STATED GOAL - What follows is a block of records; reproduce all of it verbatim.

ENTRIES -

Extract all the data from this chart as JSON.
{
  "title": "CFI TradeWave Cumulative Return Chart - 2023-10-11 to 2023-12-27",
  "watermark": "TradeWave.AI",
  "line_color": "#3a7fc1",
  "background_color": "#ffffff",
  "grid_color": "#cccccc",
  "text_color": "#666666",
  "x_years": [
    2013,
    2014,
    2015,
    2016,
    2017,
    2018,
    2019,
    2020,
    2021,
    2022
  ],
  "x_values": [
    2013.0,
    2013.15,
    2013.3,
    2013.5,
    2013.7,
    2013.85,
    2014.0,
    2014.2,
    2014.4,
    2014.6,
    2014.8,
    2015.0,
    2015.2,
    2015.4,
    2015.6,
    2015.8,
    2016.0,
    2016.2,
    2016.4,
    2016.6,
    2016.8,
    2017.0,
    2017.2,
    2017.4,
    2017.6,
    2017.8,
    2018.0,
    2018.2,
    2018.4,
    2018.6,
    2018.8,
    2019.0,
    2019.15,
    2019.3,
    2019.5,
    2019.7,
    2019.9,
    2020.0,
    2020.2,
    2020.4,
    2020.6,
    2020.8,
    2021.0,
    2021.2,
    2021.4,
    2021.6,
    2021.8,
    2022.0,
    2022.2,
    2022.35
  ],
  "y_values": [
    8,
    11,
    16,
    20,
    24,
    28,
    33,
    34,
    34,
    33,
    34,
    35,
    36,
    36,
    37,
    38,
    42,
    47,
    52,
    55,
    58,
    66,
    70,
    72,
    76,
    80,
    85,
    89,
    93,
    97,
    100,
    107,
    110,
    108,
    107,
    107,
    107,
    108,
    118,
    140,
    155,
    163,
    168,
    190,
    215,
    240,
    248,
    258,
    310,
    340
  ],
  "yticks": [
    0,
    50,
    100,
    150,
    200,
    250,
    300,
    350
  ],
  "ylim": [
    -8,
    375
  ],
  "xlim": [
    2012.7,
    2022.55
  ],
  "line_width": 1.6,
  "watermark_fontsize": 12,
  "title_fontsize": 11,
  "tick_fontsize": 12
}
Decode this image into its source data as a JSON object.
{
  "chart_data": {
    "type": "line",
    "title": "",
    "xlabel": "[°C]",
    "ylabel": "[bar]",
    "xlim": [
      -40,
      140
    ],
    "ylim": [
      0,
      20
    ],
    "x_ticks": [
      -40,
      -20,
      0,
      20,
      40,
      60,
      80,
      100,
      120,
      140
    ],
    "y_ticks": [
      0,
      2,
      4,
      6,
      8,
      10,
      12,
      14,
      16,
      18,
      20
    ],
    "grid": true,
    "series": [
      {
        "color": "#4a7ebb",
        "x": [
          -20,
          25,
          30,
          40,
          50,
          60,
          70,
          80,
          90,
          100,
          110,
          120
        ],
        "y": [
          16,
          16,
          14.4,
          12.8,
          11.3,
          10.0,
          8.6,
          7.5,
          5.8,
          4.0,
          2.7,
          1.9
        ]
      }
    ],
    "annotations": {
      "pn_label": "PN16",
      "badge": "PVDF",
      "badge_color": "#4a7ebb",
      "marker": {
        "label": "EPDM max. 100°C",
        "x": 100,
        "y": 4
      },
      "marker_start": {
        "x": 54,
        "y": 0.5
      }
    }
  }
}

ANSWER TO THE PROBLEM -
Extract all the data from this chart as JSON.
{
  "title": "CFI TradeWave Cumulative Return Chart - 2023-10-11 to 2023-12-27",
  "watermark": "TradeWave.AI",
  "line_color": "#3a7fc1",
  "background_color": "#ffffff",
  "grid_color": "#cccccc",
  "text_color": "#666666",
  "x_years": [
    2013,
    2014,
    2015,
    2016,
    2017,
    2018,
    2019,
    2020,
    2021,
    2022
  ],
  "x_values": [
    2013.0,
    2013.15,
    2013.3,
    2013.5,
    2013.7,
    2013.85,
    2014.0,
    2014.2,
    2014.4,
    2014.6,
    2014.8,
    2015.0,
    2015.2,
    2015.4,
    2015.6,
    2015.8,
    2016.0,
    2016.2,
    2016.4,
    2016.6,
    2016.8,
    2017.0,
    2017.2,
    2017.4,
    2017.6,
    2017.8,
    2018.0,
    2018.2,
    2018.4,
    2018.6,
    2018.8,
    2019.0,
    2019.15,
    2019.3,
    2019.5,
    2019.7,
    2019.9,
    2020.0,
    2020.2,
    2020.4,
    2020.6,
    2020.8,
    2021.0,
    2021.2,
    2021.4,
    2021.6,
    2021.8,
    2022.0,
    2022.2,
    2022.35
  ],
  "y_values": [
    8,
    11,
    16,
    20,
    24,
    28,
    33,
    34,
    34,
    33,
    34,
    35,
    36,
    36,
    37,
    38,
    42,
    47,
    52,
    55,
    58,
    66,
    70,
    72,
    76,
    80,
    85,
    89,
    93,
    97,
    100,
    107,
    110,
    108,
    107,
    107,
    107,
    108,
    118,
    140,
    155,
    163,
    168,
    190,
    215,
    240,
    248,
    258,
    310,
    340
  ],
  "yticks": [
    0,
    50,
    100,
    150,
    200,
    250,
    300,
    350
  ],
  "ylim": [
    -8,
    375
  ],
  "xlim": [
    2012.7,
    2022.55
  ],
  "line_width": 1.6,
  "watermark_fontsize": 12,
  "title_fontsize": 11,
  "tick_fontsize": 12
}
Decode this image into its source data as a JSON object.
{
  "chart_data": {
    "type": "line",
    "title": "",
    "xlabel": "[°C]",
    "ylabel": "[bar]",
    "xlim": [
      -40,
      140
    ],
    "ylim": [
      0,
      20
    ],
    "x_ticks": [
      -40,
      -20,
      0,
      20,
      40,
      60,
      80,
      100,
      120,
      140
    ],
    "y_ticks": [
      0,
      2,
      4,
      6,
      8,
      10,
      12,
      14,
      16,
      18,
      20
    ],
    "grid": true,
    "series": [
      {
        "color": "#4a7ebb",
        "x": [
          -20,
          25,
          30,
          40,
          50,
          60,
          70,
          80,
          90,
          100,
          110,
          120
        ],
        "y": [
          16,
          16,
          14.4,
          12.8,
          11.3,
          10.0,
          8.6,
          7.5,
          5.8,
          4.0,
          2.7,
          1.9
        ]
      }
    ],
    "annotations": {
      "pn_label": "PN16",
      "badge": "PVDF",
      "badge_color": "#4a7ebb",
      "marker": {
        "label": "EPDM max. 100°C",
        "x": 100,
        "y": 4
      },
      "marker_start": {
        "x": 54,
        "y": 0.5
      }
    }
  }
}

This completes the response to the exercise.